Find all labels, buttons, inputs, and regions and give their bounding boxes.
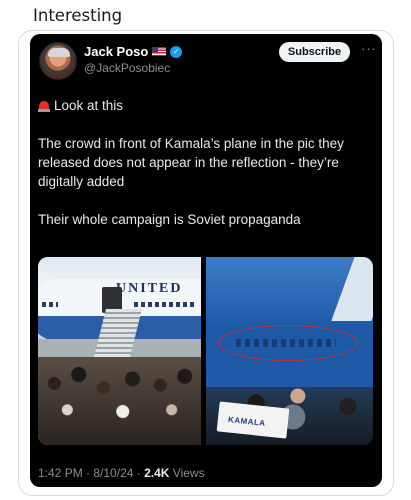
tweet-media[interactable]: UNITED KAMALA xyxy=(38,257,373,445)
tweet[interactable]: Jack Poso ✓ @JackPosobiec Subscribe ··· … xyxy=(30,34,382,487)
tweet-meta: 1:42 PM · 8/10/24 · 2.4K Views xyxy=(38,466,205,480)
tweet-time[interactable]: 1:42 PM xyxy=(38,466,83,480)
display-name[interactable]: Jack Poso xyxy=(84,44,148,59)
more-icon[interactable]: ··· xyxy=(361,41,377,56)
tweet-paragraph-2: The crowd in front of Kamala’s plane in … xyxy=(38,136,344,189)
flag-icon xyxy=(152,47,167,56)
views-count: 2.4K xyxy=(144,466,170,480)
avatar[interactable] xyxy=(39,42,77,80)
views-label: Views xyxy=(169,466,205,480)
tweet-text: Look at this The crowd in front of Kamal… xyxy=(38,96,378,229)
subscribe-button[interactable]: Subscribe xyxy=(279,42,350,62)
highlight-circle xyxy=(218,325,358,361)
tweet-date[interactable]: 8/10/24 xyxy=(93,466,133,480)
photo-plane-crowd[interactable]: UNITED xyxy=(38,257,201,445)
photo-reflection[interactable]: KAMALA xyxy=(206,257,373,445)
tweet-line-1: Look at this xyxy=(54,98,124,113)
verified-icon: ✓ xyxy=(170,45,183,58)
author-name-row: Jack Poso ✓ xyxy=(84,44,183,59)
siren-icon xyxy=(38,99,50,112)
plane-label: UNITED xyxy=(116,281,183,296)
page-heading: Interesting xyxy=(33,6,123,25)
handle[interactable]: @JackPosobiec xyxy=(84,61,170,75)
tweet-paragraph-3: Their whole campaign is Soviet propagand… xyxy=(38,212,301,227)
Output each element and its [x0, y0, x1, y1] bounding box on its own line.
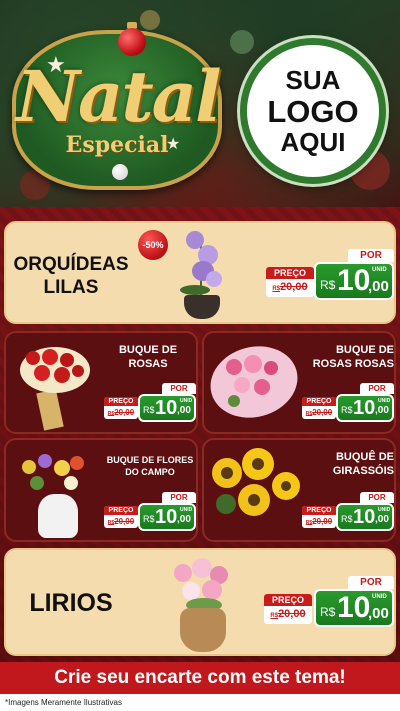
orchid-image	[172, 225, 234, 322]
price-block: POR R$ 10 ,00 UNID PREÇO R$20,00	[266, 249, 394, 301]
logo-line-2: LOGO	[267, 93, 359, 129]
price-block: POR R$ 10 ,00 UNID PREÇO R$20,00	[104, 492, 196, 532]
natal-seal-logo: ★ ★ Natal Especial	[12, 22, 222, 190]
product-card-girassois[interactable]: BUQUÊ DE GIRASSÓIS POR R$ 10 ,00 UNID PR…	[202, 438, 396, 542]
logo-line-1: SUA	[285, 64, 341, 95]
ornament-icon	[118, 28, 146, 56]
sunflowers-image	[208, 444, 304, 540]
old-price: PREÇO R$20,00	[266, 267, 314, 297]
old-price: PREÇO R$20,00	[302, 506, 336, 528]
new-price: R$ 10 ,00 UNID	[138, 394, 196, 422]
lilies-image	[166, 554, 242, 654]
por-label: POR	[348, 249, 394, 262]
disclaimer-note: *Imagens Meramente Ilustrativas	[0, 694, 400, 711]
product-card-orquideas[interactable]: ORQUÍDEAS LILAS POR R$ 10 ,00 UNID PREÇO…	[4, 221, 396, 324]
bokeh-light	[230, 30, 254, 54]
product-card-lirios[interactable]: LIRIOS POR R$ 10 ,00 UNID PREÇO R$20,00	[4, 548, 396, 656]
old-price: PREÇO R$20,00	[264, 594, 312, 624]
product-name: BUQUE DE ROSAS	[118, 344, 178, 370]
header-banner: ★ ★ Natal Especial SUA LOGO AQUI	[0, 0, 400, 207]
bauble-icon	[112, 164, 128, 180]
new-price: R$ 10 ,00 UNID	[336, 394, 394, 422]
new-price: R$ 10 ,00 UNID	[314, 589, 394, 627]
wildflowers-image	[14, 446, 100, 540]
product-card-flores-campo[interactable]: BUQUE DE FLORES DO CAMPO POR R$ 10 ,00 U…	[4, 438, 198, 542]
logo-line-3: AQUI	[280, 126, 346, 157]
roses-bouquet-image	[14, 339, 96, 431]
product-card-buque-rosas[interactable]: BUQUE DE ROSAS POR R$ 10 ,00 UNID PREÇO …	[4, 331, 198, 434]
product-name: BUQUÊ DE GIRASSÓIS	[332, 451, 394, 477]
product-name: BUQUE DE FLORES DO CAMPO	[106, 455, 194, 477]
old-price: PREÇO R$20,00	[302, 397, 336, 419]
cta-banner[interactable]: Crie seu encarte com este tema!	[0, 662, 400, 694]
discount-badge: -50%	[138, 230, 168, 260]
new-price: R$ 10 ,00 UNID	[138, 503, 196, 531]
price-block: POR R$ 10 ,00 UNID PREÇO R$20,00	[104, 383, 196, 423]
product-name: BUQUE DE ROSAS ROSAS	[312, 344, 394, 370]
seal-title: Natal	[16, 55, 222, 138]
bokeh-light	[140, 10, 160, 30]
price-block: POR R$ 10 ,00 UNID PREÇO R$20,00	[302, 492, 394, 532]
logo-placeholder: SUA LOGO AQUI	[240, 38, 386, 184]
new-price: R$ 10 ,00 UNID	[336, 503, 394, 531]
price-block: POR R$ 10 ,00 UNID PREÇO R$20,00	[264, 576, 394, 628]
product-name: ORQUÍDEAS LILAS	[13, 254, 129, 298]
old-price: PREÇO R$20,00	[104, 397, 138, 419]
pink-roses-image	[204, 336, 306, 431]
product-card-rosas-rosas[interactable]: BUQUE DE ROSAS ROSAS POR R$ 10 ,00 UNID …	[202, 331, 396, 434]
product-name: LIRIOS	[29, 589, 113, 617]
old-price: PREÇO R$20,00	[104, 506, 138, 528]
seal-subtitle: Especial	[65, 132, 169, 158]
price-block: POR R$ 10 ,00 UNID PREÇO R$20,00	[302, 383, 394, 423]
new-price: R$ 10 ,00 UNID	[314, 262, 394, 300]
■ ■ ■ ■ ■
Task to complete
Retype every line of the listing above character for character, from start to finish, and leave the pictures out of your answer.

Solution
Find all labels, buttons, inputs, and regions and give their bounding boxes.
tweet-media[interactable]: UNITED KAMALA xyxy=(38,257,373,445)
tweet[interactable]: Jack Poso ✓ @JackPosobiec Subscribe ··· … xyxy=(30,34,382,487)
tweet-meta: 1:42 PM · 8/10/24 · 2.4K Views xyxy=(38,466,205,480)
tweet-time[interactable]: 1:42 PM xyxy=(38,466,83,480)
display-name[interactable]: Jack Poso xyxy=(84,44,148,59)
more-icon[interactable]: ··· xyxy=(361,41,377,56)
tweet-paragraph-2: The crowd in front of Kamala’s plane in … xyxy=(38,136,344,189)
flag-icon xyxy=(152,47,167,56)
views-count: 2.4K xyxy=(144,466,170,480)
avatar[interactable] xyxy=(39,42,77,80)
views-label: Views xyxy=(169,466,205,480)
tweet-text: Look at this The crowd in front of Kamal… xyxy=(38,96,378,229)
subscribe-button[interactable]: Subscribe xyxy=(279,42,350,62)
highlight-circle xyxy=(218,325,358,361)
tweet-date[interactable]: 8/10/24 xyxy=(93,466,133,480)
photo-plane-crowd[interactable]: UNITED xyxy=(38,257,201,445)
photo-reflection[interactable]: KAMALA xyxy=(206,257,373,445)
tweet-line-1: Look at this xyxy=(54,98,124,113)
verified-icon: ✓ xyxy=(170,45,183,58)
author-name-row: Jack Poso ✓ xyxy=(84,44,183,59)
siren-icon xyxy=(38,99,50,112)
plane-label: UNITED xyxy=(116,281,183,296)
page-heading: Interesting xyxy=(33,6,123,25)
handle[interactable]: @JackPosobiec xyxy=(84,61,170,75)
tweet-paragraph-3: Their whole campaign is Soviet propagand… xyxy=(38,212,301,227)
Output each element and its [x0, y0, x1, y1] bounding box on its own line.
orchid-image	[172, 225, 234, 322]
price-block: POR R$ 10 ,00 UNID PREÇO R$20,00	[266, 249, 394, 301]
logo-line-2: LOGO	[267, 93, 359, 129]
price-block: POR R$ 10 ,00 UNID PREÇO R$20,00	[104, 492, 196, 532]
natal-seal-logo: ★ ★ Natal Especial	[12, 22, 222, 190]
product-card-girassois[interactable]: BUQUÊ DE GIRASSÓIS POR R$ 10 ,00 UNID PR…	[202, 438, 396, 542]
logo-line-1: SUA	[285, 64, 341, 95]
ornament-icon	[118, 28, 146, 56]
sunflowers-image	[208, 444, 304, 540]
old-price: PREÇO R$20,00	[266, 267, 314, 297]
old-price: PREÇO R$20,00	[302, 506, 336, 528]
new-price: R$ 10 ,00 UNID	[138, 394, 196, 422]
lilies-image	[166, 554, 242, 654]
por-label: POR	[348, 249, 394, 262]
disclaimer-note: *Imagens Meramente Ilustrativas	[0, 694, 400, 711]
product-card-orquideas[interactable]: ORQUÍDEAS LILAS POR R$ 10 ,00 UNID PREÇO…	[4, 221, 396, 324]
bokeh-light	[230, 30, 254, 54]
product-card-lirios[interactable]: LIRIOS POR R$ 10 ,00 UNID PREÇO R$20,00	[4, 548, 396, 656]
old-price: PREÇO R$20,00	[264, 594, 312, 624]
product-name: BUQUE DE ROSAS	[118, 344, 178, 370]
header-banner: ★ ★ Natal Especial SUA LOGO AQUI	[0, 0, 400, 207]
bauble-icon	[112, 164, 128, 180]
new-price: R$ 10 ,00 UNID	[336, 394, 394, 422]
new-price: R$ 10 ,00 UNID	[314, 589, 394, 627]
wildflowers-image	[14, 446, 100, 540]
product-card-flores-campo[interactable]: BUQUE DE FLORES DO CAMPO POR R$ 10 ,00 U…	[4, 438, 198, 542]
logo-line-3: AQUI	[280, 126, 346, 157]
roses-bouquet-image	[14, 339, 96, 431]
product-card-buque-rosas[interactable]: BUQUE DE ROSAS POR R$ 10 ,00 UNID PREÇO …	[4, 331, 198, 434]
product-name: BUQUÊ DE GIRASSÓIS	[332, 451, 394, 477]
product-name: BUQUE DE FLORES DO CAMPO	[106, 455, 194, 477]
old-price: PREÇO R$20,00	[302, 397, 336, 419]
cta-banner[interactable]: Crie seu encarte com este tema!	[0, 662, 400, 694]
discount-badge: -50%	[138, 230, 168, 260]
new-price: R$ 10 ,00 UNID	[138, 503, 196, 531]
price-block: POR R$ 10 ,00 UNID PREÇO R$20,00	[104, 383, 196, 423]
product-name: BUQUE DE ROSAS ROSAS	[312, 344, 394, 370]
seal-title: Natal	[16, 55, 222, 138]
bokeh-light	[140, 10, 160, 30]
price-block: POR R$ 10 ,00 UNID PREÇO R$20,00	[302, 492, 394, 532]
logo-placeholder: SUA LOGO AQUI	[240, 38, 386, 184]
new-price: R$ 10 ,00 UNID	[336, 503, 394, 531]
price-block: POR R$ 10 ,00 UNID PREÇO R$20,00	[264, 576, 394, 628]
product-name: ORQUÍDEAS LILAS	[13, 254, 129, 298]
old-price: PREÇO R$20,00	[104, 397, 138, 419]
pink-roses-image	[204, 336, 306, 431]
product-card-rosas-rosas[interactable]: BUQUE DE ROSAS ROSAS POR R$ 10 ,00 UNID …	[202, 331, 396, 434]
product-name: LIRIOS	[29, 589, 113, 617]
old-price: PREÇO R$20,00	[104, 506, 138, 528]
seal-subtitle: Especial	[65, 132, 169, 158]
price-block: POR R$ 10 ,00 UNID PREÇO R$20,00	[302, 383, 394, 423]
new-price: R$ 10 ,00 UNID	[314, 262, 394, 300]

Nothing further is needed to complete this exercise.